» Exercise passage:

Start of Block

Murder of Crows
Saved by the power of three
Sir Walter Scott's, ‘oh what a tangled web we weave when first we practice to deceive,’ finds an expression of sorts in Lee Coffey’s latest offering ‘Murder of Crows,’ seen in its final night of preview. A tale of three young women and one fateful weekend, ‘Murder of Crows’’ is a comedic and clever script, but one that is ultimately forced and contrived. Yet ‘Murder of Crows’ is also a prime example of what a good director, first-rate designers and a great cast can do, and the end result is a rollercoaster ride crackling with wild, relentless energy.
So exhilarating are ‘Murder of Crows'’ performances, it can take a moment to notice that Coffey’s script is riddled with holes and taking on some serious water. With credibility stretched to near breaking point, and smacking of inverted snobbery, its premise of three bad girls, Dee, Sam and Jess, from a school in the City, being sent on weekend detention in Wicklow with some posh lads from Terenure is just too much to swallow. Indeed, despite all their talk of sex, boys and virgins at their Educational Concentration Camp, the alleged trio of terror are about as dangerously delinquent as the girls in a St Trinians movie. Had ‘Murder of Crows’ confined itself to being a comedy, which Coffey does incredibly well, all this might have worked. But with its woods and witchy warnings, and dark, dreadful experiences, ‘Murder of Crows’ drifts into deep, dramatic territory, delivering another scenario that deserves proper treatment, but one that ultimately stretches credibility also. Even if it’s all just an entertaining plot device, though Coffey seems to wish it to be more, its dramatic twists are not as convincing as they should be. In the end, ‘Murder of Crows,’ which lingers in comedy and hurries through its dramatic concerns, feels like a sketch show about some young girls and their experiences with boys, linked together through some poorly realized technical devices trying to tell another story. One vastly deeper and demanding an equal voice to compliment Coffey's excellent comic stylings.

End of Block

» Problem description:
Carry on the review of the play "Murder of Crows" from its final sentence. The data after this point comes from a separate source.

» Dataset excerpts:
Start of Block

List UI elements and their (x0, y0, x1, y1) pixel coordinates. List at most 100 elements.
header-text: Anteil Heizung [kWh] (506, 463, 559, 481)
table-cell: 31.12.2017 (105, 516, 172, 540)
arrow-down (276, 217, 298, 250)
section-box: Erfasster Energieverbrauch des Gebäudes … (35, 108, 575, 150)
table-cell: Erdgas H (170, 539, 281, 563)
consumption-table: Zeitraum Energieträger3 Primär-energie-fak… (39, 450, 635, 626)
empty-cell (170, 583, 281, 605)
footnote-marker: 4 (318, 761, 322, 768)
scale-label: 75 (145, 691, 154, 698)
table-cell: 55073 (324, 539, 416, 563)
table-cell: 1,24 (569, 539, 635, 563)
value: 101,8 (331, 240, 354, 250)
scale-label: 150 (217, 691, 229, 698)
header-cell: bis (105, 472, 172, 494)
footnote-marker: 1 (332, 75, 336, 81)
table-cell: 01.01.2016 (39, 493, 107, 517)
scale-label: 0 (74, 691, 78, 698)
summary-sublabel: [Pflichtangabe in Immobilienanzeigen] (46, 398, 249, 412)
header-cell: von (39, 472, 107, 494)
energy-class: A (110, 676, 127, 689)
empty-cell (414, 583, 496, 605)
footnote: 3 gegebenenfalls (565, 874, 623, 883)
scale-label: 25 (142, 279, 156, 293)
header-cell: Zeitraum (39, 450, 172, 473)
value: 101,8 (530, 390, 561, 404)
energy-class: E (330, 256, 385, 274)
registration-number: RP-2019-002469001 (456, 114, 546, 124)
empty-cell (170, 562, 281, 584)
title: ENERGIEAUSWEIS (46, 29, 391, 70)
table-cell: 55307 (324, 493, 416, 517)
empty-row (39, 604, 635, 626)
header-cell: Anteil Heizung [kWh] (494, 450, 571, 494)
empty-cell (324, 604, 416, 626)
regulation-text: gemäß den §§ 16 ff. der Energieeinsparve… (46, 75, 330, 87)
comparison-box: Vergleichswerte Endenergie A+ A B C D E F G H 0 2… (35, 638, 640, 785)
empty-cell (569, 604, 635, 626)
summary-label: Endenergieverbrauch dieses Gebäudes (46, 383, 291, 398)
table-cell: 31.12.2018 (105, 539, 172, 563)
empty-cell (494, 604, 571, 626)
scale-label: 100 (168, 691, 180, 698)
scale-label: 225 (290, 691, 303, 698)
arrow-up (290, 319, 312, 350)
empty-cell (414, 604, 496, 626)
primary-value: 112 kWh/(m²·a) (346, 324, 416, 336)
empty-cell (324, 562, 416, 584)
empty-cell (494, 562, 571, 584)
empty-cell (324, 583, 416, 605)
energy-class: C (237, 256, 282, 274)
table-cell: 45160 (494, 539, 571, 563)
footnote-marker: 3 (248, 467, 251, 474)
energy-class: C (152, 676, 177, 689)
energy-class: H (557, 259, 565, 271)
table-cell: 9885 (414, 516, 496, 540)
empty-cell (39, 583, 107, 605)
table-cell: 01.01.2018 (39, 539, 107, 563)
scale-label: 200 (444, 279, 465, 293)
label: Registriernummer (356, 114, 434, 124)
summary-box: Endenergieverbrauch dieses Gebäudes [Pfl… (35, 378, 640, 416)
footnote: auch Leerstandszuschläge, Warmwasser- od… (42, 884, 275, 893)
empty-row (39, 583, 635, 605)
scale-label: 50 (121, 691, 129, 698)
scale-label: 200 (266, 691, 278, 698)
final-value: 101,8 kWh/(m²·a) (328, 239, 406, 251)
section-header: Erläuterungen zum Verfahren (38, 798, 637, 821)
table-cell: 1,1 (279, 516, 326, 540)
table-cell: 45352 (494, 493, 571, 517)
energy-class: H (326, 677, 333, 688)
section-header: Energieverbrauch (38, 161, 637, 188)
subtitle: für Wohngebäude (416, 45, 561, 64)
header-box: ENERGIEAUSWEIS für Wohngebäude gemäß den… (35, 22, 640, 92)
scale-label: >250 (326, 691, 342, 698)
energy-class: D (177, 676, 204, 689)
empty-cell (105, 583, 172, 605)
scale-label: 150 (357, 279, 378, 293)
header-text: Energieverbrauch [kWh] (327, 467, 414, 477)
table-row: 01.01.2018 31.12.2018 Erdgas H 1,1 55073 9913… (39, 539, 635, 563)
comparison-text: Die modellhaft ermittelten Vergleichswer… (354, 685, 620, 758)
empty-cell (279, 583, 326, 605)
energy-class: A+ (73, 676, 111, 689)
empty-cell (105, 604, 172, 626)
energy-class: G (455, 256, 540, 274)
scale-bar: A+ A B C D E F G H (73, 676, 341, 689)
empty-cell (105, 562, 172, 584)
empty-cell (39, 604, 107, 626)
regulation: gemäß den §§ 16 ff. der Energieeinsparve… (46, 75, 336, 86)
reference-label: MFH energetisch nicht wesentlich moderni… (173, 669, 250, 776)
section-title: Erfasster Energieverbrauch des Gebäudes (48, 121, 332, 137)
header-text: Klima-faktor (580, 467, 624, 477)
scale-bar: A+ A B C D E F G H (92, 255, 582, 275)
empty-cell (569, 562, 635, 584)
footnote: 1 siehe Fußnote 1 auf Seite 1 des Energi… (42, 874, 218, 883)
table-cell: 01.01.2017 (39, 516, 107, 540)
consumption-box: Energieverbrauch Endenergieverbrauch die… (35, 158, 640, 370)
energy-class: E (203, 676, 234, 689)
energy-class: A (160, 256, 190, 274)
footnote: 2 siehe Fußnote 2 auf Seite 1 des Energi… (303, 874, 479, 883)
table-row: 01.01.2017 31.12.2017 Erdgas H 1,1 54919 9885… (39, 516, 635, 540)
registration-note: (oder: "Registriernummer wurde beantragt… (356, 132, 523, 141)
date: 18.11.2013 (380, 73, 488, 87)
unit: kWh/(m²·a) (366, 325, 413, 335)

End of Block

» Answer to the problem:
Yet the leaking craft that is ‘Murder of Crows’ still manages to make its way to shore. This it does courtesy of some sterling work by a cast and crew working at the top of their game. Naomi Faughnan’s stunning set design is a lesson in simplicity and brilliance, perfectly optimizing the potential of the limited space. Deeply evocative, reaching out to embrace all within its snare, it’s a spider’s web, a meshed net, the taut tendrils of roots digging deep underground. Laura Honan’s subtle lighting design shifts mood and texture throughout, complimenting Faughnan’s excellent set. Director Karl Shiels mines ‘Murder of Crows’ for every comedic and dramatic moment, blending both into a workable whole, all of which is deftly paced. Yet its three strong cast, playing multiple roles, are truly outstanding in blending the rich comedy and sparser drama of their characters into a tight, performative immediacy. Aisling O’Mara as the big, brash, sexually questioning Jess, Katie Honan as her virginal sister in arms Sam, as well as the clichéd, but utterly recognizable “Miss”, and Amilia Stewart as the troubled Dee, and even more troubled Toxic Tania, are a sister act ensemble second to none.
If the poster for ‘Murder of Crows’ looks all moody and broody, it speaks of false advertising. For this production is utterly hilarious, for the most part. Yet if ‘Murder of Crows’ asks you to park your brain to be entertained, it does so at something of a cost. Yes, it’s strongest when funny, but its darker side is a tale that deserves an equal telling, one whose reveal and ending almost raise the hairs on the back of your neck. It's a telling Coffey is more than capable of. A three star script in a four star production, ‘Murder of Crows’ is an energetic and entertaining night of theatre, built around three scintillating performances from three seriously impressive talents.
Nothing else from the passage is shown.